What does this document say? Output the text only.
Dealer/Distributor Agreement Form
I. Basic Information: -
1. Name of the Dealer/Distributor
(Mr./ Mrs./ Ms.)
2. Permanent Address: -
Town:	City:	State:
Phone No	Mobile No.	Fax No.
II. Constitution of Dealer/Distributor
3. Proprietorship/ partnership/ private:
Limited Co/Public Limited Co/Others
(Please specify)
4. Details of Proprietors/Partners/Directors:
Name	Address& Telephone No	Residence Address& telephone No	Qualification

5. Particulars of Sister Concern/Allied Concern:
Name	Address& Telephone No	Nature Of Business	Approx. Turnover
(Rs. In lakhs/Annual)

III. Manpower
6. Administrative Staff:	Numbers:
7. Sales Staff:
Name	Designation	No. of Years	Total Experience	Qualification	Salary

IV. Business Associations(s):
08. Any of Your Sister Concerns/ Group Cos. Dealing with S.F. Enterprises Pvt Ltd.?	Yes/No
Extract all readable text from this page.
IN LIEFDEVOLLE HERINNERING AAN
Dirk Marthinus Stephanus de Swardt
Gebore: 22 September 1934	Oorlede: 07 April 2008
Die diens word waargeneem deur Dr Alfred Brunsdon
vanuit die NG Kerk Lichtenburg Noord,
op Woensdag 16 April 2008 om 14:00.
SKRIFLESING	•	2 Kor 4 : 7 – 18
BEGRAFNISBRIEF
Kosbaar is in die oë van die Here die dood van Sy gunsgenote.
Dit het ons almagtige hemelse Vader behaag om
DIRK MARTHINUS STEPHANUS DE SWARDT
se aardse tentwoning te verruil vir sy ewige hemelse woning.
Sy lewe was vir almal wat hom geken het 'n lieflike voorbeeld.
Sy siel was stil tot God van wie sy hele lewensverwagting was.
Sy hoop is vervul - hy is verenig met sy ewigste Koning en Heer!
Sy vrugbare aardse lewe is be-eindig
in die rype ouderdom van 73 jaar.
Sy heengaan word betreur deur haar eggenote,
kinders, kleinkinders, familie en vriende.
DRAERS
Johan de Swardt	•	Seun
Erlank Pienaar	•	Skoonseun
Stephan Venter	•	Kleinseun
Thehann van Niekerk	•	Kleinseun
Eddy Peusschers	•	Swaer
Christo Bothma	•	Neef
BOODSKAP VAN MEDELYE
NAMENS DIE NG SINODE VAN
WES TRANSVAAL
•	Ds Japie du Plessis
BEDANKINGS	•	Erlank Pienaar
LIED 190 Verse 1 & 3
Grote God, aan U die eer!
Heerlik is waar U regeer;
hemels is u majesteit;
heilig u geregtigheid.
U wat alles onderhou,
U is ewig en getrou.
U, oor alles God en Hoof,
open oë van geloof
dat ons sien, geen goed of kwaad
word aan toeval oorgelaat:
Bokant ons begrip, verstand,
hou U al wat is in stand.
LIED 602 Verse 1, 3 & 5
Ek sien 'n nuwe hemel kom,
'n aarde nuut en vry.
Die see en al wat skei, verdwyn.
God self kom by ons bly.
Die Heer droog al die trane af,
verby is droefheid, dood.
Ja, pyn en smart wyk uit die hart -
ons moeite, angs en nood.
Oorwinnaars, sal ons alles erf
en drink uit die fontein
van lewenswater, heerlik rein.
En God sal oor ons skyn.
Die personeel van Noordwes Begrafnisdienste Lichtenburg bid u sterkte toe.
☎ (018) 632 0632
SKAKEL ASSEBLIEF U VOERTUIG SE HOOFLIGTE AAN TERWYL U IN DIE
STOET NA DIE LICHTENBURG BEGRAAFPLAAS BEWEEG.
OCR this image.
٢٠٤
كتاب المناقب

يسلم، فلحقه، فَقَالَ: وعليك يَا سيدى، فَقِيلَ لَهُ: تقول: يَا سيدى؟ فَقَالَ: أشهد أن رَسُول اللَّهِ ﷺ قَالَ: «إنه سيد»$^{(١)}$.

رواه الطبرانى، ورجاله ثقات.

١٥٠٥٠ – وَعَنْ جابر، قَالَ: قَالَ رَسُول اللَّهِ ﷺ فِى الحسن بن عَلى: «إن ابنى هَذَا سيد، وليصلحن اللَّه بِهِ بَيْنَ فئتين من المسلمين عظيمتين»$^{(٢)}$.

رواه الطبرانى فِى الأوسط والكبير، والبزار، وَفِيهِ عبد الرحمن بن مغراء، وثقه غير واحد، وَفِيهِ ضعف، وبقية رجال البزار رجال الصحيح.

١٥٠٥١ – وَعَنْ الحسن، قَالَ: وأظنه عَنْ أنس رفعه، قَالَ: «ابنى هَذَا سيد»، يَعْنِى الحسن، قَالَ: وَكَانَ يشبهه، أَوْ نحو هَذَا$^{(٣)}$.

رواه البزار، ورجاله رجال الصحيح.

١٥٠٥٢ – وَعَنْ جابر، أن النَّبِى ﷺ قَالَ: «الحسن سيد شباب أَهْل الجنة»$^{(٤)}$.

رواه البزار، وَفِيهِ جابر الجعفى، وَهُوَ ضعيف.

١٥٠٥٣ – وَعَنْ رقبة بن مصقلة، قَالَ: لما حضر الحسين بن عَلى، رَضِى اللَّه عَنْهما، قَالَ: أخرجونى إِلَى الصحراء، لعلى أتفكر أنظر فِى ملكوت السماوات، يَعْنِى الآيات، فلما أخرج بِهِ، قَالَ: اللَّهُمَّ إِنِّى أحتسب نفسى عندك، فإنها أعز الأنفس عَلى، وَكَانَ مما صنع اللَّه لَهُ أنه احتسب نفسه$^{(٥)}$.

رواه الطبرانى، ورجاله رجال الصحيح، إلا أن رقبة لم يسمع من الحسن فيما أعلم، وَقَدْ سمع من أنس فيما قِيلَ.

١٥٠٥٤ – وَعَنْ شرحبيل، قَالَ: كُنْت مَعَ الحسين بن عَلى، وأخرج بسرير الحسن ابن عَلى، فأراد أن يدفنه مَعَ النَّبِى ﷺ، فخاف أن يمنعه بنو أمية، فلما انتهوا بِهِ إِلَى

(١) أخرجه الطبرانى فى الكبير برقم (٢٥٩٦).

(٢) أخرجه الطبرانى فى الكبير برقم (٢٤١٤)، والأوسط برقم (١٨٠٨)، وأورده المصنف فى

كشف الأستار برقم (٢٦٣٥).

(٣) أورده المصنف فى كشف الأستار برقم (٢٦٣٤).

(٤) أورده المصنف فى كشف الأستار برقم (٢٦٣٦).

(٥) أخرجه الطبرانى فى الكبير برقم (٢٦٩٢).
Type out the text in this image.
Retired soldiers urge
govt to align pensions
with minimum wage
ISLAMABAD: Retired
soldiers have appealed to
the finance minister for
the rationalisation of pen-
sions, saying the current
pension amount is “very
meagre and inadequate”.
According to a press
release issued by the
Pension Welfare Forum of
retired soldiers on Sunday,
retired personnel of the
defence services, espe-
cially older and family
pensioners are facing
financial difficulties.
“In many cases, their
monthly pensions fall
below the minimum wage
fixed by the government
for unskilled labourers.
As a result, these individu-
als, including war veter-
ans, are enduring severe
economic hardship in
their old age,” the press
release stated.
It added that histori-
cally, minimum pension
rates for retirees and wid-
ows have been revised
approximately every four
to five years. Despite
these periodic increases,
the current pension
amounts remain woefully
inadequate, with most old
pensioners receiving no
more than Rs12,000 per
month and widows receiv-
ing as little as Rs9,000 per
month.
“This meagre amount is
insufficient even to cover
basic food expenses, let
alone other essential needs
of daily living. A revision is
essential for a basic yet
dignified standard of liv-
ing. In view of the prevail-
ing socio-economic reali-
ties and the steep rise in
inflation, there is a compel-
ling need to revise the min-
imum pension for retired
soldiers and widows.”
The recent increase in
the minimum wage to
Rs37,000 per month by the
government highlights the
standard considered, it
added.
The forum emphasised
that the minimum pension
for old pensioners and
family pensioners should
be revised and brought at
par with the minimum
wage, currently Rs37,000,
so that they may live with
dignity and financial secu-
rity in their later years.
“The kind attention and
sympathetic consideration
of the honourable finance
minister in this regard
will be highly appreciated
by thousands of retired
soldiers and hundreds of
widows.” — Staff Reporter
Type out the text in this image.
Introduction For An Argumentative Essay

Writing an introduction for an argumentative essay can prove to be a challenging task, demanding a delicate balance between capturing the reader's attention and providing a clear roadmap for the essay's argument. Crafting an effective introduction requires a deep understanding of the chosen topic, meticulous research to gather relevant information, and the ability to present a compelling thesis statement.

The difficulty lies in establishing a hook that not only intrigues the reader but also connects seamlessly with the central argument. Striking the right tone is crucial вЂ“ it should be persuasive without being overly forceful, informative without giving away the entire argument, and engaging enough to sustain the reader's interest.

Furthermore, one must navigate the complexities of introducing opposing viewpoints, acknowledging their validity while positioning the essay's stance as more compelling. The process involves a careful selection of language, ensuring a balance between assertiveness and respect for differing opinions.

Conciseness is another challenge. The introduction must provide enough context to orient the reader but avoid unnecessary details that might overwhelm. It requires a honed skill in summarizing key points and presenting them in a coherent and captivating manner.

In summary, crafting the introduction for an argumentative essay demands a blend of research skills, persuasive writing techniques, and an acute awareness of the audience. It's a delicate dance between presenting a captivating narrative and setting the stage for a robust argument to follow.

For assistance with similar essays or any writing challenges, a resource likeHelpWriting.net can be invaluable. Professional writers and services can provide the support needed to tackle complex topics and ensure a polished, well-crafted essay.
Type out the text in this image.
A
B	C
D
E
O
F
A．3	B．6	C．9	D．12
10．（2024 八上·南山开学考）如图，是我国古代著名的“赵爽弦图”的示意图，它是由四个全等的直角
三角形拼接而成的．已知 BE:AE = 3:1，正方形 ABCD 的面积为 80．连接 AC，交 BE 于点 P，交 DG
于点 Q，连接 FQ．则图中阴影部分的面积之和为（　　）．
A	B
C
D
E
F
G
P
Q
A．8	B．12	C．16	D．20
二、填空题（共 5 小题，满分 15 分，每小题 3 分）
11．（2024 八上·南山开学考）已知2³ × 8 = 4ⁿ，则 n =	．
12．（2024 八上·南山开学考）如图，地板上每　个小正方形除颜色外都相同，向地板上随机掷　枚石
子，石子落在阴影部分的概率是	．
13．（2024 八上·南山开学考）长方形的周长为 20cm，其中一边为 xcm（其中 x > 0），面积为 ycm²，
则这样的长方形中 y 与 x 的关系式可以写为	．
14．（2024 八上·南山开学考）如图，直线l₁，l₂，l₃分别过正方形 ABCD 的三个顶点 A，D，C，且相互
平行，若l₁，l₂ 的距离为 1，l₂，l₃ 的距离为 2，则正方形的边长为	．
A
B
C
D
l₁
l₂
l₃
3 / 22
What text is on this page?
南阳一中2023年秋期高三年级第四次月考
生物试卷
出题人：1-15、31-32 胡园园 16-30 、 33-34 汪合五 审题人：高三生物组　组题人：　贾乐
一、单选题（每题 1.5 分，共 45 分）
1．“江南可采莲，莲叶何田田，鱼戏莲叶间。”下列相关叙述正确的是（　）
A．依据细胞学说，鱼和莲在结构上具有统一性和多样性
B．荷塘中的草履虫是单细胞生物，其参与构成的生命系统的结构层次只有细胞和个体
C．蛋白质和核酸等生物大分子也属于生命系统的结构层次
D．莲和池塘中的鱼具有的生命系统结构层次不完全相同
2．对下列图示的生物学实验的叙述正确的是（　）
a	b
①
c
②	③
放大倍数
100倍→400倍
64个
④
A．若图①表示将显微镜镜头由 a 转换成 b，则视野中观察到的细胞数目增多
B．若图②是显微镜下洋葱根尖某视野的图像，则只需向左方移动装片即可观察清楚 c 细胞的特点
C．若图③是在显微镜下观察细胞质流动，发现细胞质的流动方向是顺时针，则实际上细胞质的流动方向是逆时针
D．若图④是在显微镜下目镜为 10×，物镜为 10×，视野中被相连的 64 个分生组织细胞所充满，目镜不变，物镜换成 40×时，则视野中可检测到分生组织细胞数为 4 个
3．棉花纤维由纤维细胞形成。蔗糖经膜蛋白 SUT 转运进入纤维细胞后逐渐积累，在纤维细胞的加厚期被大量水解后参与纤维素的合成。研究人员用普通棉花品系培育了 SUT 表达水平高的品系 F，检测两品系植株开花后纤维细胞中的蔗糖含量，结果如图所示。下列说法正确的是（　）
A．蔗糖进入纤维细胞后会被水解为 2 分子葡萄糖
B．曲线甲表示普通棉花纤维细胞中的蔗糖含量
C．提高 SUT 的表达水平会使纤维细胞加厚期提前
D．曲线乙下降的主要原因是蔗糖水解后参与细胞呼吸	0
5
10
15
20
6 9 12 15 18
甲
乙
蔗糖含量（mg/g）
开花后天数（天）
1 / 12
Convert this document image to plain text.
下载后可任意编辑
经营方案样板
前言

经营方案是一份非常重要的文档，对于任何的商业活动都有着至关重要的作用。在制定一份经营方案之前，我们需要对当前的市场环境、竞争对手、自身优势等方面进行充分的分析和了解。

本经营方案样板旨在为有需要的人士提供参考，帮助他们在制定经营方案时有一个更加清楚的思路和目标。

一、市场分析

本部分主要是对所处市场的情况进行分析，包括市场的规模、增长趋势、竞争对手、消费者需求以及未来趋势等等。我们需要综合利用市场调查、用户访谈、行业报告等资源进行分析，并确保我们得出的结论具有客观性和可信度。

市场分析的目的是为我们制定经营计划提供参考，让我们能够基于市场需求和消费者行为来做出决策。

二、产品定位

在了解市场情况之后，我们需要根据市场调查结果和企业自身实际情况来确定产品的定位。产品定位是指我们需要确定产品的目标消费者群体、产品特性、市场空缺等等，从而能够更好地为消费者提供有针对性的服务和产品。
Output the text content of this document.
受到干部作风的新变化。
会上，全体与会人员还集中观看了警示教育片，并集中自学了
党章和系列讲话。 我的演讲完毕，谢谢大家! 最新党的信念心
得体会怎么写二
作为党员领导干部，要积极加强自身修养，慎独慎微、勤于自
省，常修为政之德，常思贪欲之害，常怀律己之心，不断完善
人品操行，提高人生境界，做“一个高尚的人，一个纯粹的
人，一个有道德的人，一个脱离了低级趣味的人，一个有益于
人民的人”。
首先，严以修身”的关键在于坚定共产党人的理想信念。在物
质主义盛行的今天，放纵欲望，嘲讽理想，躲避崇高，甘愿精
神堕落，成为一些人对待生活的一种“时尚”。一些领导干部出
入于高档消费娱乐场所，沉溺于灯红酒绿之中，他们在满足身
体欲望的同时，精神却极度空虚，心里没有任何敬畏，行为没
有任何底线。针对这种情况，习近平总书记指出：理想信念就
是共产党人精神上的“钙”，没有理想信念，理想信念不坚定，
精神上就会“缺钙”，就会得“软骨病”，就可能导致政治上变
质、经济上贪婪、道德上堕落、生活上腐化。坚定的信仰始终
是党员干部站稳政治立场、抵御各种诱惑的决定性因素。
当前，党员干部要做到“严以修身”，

What you should do
Beginning with the line that contains "Output the text content of this document.", repeat every line through the end of the records and nothing more.

The reply
Output the text content of this document.
受到干部作风的新变化。
会上，全体与会人员还集中观看了警示教育片，并集中自学了
党章和系列讲话。 我的演讲完毕，谢谢大家! 最新党的信念心
得体会怎么写二
作为党员领导干部，要积极加强自身修养，慎独慎微、勤于自
省，常修为政之德，常思贪欲之害，常怀律己之心，不断完善
人品操行，提高人生境界，做“一个高尚的人，一个纯粹的
人，一个有道德的人，一个脱离了低级趣味的人，一个有益于
人民的人”。
首先，严以修身”的关键在于坚定共产党人的理想信念。在物
质主义盛行的今天，放纵欲望，嘲讽理想，躲避崇高，甘愿精
神堕落，成为一些人对待生活的一种“时尚”。一些领导干部出
入于高档消费娱乐场所，沉溺于灯红酒绿之中，他们在满足身
体欲望的同时，精神却极度空虚，心里没有任何敬畏，行为没
有任何底线。针对这种情况，习近平总书记指出：理想信念就
是共产党人精神上的“钙”，没有理想信念，理想信念不坚定，
精神上就会“缺钙”，就会得“软骨病”，就可能导致政治上变
质、经济上贪婪、道德上堕落、生活上腐化。坚定的信仰始终
是党员干部站稳政治立场、抵御各种诱惑的决定性因素。
当前，党员干部要做到“严以修身”，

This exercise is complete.